Dataset:

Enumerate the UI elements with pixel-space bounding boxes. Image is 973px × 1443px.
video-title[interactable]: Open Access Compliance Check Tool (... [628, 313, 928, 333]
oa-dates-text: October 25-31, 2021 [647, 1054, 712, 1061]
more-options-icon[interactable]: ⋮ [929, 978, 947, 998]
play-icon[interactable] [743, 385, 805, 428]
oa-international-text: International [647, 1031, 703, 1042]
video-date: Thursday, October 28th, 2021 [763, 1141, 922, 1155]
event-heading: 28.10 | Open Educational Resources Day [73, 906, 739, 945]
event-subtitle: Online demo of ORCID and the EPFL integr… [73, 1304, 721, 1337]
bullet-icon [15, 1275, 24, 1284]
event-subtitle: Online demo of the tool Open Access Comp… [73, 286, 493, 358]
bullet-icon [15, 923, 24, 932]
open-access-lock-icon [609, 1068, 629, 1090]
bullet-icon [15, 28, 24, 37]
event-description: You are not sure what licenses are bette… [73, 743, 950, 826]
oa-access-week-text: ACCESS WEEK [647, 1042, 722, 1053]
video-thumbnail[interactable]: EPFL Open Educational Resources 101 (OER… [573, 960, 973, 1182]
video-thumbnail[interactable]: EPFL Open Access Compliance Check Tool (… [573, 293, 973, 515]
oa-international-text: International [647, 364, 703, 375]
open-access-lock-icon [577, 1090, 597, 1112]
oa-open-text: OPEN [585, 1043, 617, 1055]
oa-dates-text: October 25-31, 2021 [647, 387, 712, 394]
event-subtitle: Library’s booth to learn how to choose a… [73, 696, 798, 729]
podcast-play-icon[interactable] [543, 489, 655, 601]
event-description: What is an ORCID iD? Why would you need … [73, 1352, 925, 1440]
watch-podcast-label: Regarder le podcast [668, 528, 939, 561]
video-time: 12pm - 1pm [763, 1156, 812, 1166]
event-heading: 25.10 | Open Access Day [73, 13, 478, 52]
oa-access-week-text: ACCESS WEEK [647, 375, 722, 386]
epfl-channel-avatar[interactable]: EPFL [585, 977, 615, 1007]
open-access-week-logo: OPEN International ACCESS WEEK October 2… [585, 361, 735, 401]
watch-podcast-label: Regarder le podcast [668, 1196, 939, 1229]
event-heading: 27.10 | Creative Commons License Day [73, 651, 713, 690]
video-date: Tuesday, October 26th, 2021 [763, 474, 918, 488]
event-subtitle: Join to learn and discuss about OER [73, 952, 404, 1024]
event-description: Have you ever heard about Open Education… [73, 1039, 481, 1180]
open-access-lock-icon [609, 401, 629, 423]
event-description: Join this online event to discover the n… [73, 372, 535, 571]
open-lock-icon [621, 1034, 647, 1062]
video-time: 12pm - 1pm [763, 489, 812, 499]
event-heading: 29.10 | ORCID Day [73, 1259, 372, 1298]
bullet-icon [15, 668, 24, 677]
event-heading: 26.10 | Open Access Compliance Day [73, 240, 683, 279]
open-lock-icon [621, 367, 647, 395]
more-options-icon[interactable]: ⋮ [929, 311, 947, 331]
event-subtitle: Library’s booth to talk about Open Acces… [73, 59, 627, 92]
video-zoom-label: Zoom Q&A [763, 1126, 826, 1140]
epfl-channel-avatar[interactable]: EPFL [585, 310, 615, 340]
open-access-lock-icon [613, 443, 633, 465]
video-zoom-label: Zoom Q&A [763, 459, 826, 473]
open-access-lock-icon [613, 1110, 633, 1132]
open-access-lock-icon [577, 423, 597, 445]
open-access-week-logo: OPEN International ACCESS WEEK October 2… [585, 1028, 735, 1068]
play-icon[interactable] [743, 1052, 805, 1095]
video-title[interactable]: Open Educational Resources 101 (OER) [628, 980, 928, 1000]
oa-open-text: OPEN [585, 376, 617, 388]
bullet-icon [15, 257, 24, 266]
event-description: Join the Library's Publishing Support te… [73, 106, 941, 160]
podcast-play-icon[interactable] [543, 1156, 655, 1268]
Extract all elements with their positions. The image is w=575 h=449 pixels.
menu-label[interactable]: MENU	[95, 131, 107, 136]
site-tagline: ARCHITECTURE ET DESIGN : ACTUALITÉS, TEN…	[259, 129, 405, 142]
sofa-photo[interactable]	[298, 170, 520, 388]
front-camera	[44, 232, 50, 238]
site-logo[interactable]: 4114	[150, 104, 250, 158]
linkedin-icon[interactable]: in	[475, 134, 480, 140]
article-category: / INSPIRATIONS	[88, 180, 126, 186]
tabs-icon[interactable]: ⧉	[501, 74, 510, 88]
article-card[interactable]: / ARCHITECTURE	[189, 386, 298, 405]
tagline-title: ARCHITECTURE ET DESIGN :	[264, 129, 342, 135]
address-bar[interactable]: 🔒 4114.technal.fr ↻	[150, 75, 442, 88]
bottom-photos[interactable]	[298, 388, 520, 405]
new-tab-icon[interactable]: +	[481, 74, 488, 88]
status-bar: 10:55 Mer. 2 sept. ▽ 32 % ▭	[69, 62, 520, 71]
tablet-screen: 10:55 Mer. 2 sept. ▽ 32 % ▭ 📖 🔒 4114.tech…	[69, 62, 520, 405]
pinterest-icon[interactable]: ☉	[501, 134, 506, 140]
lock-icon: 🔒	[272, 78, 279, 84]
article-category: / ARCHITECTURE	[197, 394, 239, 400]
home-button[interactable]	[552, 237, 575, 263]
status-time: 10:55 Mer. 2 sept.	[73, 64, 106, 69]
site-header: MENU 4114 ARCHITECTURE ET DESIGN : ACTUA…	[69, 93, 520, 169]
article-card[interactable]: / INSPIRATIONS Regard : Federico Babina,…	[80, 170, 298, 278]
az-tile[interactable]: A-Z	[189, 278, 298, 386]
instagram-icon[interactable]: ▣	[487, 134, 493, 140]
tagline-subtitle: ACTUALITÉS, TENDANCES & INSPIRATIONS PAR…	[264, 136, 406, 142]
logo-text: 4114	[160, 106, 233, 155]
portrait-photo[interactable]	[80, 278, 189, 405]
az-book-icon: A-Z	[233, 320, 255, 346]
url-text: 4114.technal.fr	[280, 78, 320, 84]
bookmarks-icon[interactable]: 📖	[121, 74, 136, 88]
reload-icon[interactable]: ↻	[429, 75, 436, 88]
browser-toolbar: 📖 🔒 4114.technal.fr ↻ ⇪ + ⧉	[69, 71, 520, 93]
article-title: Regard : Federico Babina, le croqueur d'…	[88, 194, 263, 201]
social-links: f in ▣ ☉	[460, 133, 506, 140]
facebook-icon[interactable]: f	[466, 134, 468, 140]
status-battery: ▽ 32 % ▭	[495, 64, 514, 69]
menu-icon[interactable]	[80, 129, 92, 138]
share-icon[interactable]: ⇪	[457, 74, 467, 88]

Requirement: Copy the records above exactly as they appear, starting at the first line and ending at the line that contains "bullet-icon [15, 28, 24, 37]".

The response:
Enumerate the UI elements with pixel-space bounding boxes. Image is 973px × 1443px.
video-title[interactable]: Open Access Compliance Check Tool (... [628, 313, 928, 333]
oa-dates-text: October 25-31, 2021 [647, 1054, 712, 1061]
more-options-icon[interactable]: ⋮ [929, 978, 947, 998]
play-icon[interactable] [743, 385, 805, 428]
oa-international-text: International [647, 1031, 703, 1042]
video-date: Thursday, October 28th, 2021 [763, 1141, 922, 1155]
event-heading: 28.10 | Open Educational Resources Day [73, 906, 739, 945]
event-subtitle: Online demo of ORCID and the EPFL integr… [73, 1304, 721, 1337]
bullet-icon [15, 1275, 24, 1284]
event-subtitle: Online demo of the tool Open Access Comp… [73, 286, 493, 358]
bullet-icon [15, 923, 24, 932]
open-access-lock-icon [609, 1068, 629, 1090]
bullet-icon [15, 28, 24, 37]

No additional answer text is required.